Poland–Sweden relations are historical and bilateral relations between Poland and Sweden. Both countries are separated by the Baltic Sea and have had a very long historical contact. They have also survived several conflicts between the two countries as well. At the beginning of the 20th century, Poland and Sweden enjoyed a close relationship, which was interrupted by the Soviet and German invasion of Poland, which started World War II. After the war, both re-established relations and Sweden has become the largest economic contributor for Poland among the Nordic countries. Both Poland and Sweden are members of the EU, OECD, OSCE, Council of the Baltic Sea States, HELCOM, Council of Europe and the World Trade Organization. There are over 90,000 Poles in Sweden and residents from both countries visit each other frequently. Poland is a full member of NATO, Sweden is not a full member. Sweden has given full support to Poland's membership of the European Union. Poland strongly supports Sweden's NATO membership.

History

Relations between the nations date back to the Middle Ages. In the medieval period, Poland and Sweden entered into alliances several times, incl. in 1315, 1419 and 1454. In 1457, deposed King Charles VIII of Sweden was given refuge by Polish King Casimir IV Jagiellon, before he reclaimed the Swedish throne after his rival Christian I of Denmark was deposed from it in 1464. The Jagiellonian dynasty which ruled Poland from 1386 to 1596 was thought to have some Swedish ancestry and played a significant role in developing Poland into a major European power in the medieval days of Europe. One of Poland's most significant rulers, Sigismund III Vasa, was also partly Swedish through his father King John III of Sweden. Sigismund's mother was Polish Princess Catherine Jagiellon. Under the rule of Sigismund III both countries formed the Polish–Swedish union, which encompassed most of the Baltic region, and from 1561 to 1722, the two countries shared a common border in Livonia.

§ **DATA ENTRIES**:

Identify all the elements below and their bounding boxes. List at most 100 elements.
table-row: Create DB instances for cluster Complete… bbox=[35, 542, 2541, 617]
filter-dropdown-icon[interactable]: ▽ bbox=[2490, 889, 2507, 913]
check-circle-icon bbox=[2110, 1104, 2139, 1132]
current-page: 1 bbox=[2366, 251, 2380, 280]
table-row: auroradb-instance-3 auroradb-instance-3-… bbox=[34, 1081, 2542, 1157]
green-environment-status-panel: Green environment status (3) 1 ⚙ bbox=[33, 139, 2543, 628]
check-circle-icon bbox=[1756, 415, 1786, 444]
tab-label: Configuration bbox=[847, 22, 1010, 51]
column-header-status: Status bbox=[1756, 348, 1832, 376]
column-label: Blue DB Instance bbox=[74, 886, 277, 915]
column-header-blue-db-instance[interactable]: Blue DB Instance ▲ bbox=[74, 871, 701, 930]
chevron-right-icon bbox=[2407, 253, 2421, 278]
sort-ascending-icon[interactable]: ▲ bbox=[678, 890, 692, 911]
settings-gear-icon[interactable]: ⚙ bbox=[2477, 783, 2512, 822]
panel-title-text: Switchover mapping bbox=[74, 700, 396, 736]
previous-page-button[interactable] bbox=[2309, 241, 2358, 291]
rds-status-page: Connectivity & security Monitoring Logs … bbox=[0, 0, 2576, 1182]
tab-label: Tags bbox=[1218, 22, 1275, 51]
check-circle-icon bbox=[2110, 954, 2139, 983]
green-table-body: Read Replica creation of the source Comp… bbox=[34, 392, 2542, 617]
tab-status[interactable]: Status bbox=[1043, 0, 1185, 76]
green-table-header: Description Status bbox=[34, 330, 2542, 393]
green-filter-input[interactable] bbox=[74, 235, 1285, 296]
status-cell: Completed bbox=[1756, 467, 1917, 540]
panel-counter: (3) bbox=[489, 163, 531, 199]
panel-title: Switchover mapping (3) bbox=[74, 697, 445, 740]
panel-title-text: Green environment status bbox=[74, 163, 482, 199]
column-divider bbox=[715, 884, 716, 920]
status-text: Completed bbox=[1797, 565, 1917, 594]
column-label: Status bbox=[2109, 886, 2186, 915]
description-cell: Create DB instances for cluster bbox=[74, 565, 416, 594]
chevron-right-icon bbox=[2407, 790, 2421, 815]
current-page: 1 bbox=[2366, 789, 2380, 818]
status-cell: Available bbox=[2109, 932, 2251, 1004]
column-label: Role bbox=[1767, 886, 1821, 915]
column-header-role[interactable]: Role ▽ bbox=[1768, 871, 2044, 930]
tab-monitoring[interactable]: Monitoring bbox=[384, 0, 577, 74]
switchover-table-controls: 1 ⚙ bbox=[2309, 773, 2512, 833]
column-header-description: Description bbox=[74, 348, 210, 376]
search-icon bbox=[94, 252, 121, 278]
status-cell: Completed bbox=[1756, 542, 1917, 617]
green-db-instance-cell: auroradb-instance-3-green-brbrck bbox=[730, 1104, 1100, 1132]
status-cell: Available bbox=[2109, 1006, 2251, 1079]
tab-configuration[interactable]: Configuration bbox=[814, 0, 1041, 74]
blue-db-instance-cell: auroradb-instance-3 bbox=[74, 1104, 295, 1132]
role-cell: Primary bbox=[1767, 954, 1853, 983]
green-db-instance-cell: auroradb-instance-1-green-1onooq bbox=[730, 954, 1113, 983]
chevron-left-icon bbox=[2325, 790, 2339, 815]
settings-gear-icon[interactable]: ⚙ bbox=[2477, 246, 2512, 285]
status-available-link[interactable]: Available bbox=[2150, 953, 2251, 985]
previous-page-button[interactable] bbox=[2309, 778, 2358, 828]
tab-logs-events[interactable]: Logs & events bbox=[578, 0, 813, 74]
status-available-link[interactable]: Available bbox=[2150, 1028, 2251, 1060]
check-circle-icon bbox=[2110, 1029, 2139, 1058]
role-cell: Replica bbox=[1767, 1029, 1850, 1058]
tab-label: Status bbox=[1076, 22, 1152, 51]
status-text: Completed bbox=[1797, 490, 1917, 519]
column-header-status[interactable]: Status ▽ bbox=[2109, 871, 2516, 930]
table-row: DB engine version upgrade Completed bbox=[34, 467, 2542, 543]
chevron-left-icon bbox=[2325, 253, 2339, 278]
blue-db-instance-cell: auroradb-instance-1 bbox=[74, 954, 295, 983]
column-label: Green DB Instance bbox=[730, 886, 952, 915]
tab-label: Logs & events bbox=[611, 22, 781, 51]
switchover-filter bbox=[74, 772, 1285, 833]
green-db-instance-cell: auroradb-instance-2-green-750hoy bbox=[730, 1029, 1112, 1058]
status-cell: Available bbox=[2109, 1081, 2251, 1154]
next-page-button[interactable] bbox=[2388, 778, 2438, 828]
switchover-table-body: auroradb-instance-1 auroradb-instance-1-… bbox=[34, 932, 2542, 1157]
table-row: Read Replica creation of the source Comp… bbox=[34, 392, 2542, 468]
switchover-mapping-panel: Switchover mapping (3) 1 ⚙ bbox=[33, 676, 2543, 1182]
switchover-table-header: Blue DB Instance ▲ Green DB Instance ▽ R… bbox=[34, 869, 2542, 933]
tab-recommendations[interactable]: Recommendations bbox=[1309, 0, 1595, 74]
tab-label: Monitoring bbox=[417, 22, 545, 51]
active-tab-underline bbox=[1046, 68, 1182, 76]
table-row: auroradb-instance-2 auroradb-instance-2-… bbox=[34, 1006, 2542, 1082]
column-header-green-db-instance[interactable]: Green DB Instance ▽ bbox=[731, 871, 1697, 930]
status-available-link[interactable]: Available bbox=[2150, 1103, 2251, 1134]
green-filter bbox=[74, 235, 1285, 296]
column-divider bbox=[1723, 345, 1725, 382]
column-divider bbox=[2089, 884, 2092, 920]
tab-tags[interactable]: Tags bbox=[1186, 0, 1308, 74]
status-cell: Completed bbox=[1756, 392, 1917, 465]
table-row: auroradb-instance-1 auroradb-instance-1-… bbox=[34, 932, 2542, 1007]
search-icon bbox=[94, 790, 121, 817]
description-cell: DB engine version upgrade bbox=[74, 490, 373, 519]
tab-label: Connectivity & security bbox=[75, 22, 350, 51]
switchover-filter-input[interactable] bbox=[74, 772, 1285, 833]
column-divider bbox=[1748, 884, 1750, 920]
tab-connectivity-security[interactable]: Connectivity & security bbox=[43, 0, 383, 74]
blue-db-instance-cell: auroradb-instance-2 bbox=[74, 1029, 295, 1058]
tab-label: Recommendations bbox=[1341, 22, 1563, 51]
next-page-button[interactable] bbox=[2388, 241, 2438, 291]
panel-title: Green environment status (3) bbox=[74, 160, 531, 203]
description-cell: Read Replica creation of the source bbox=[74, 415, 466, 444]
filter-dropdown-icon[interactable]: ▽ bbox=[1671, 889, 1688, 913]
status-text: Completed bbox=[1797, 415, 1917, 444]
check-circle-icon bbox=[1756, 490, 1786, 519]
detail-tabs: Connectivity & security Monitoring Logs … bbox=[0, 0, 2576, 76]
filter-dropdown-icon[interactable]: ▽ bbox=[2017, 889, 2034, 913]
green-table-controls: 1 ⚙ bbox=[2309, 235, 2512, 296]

§ **WHAT TO DO**:
In the text on Poland–Sweden relations, during which years did the two countries share a common border in Livonia?

§ **WRITTEN SOLUTION**:
From 1561 to 1722.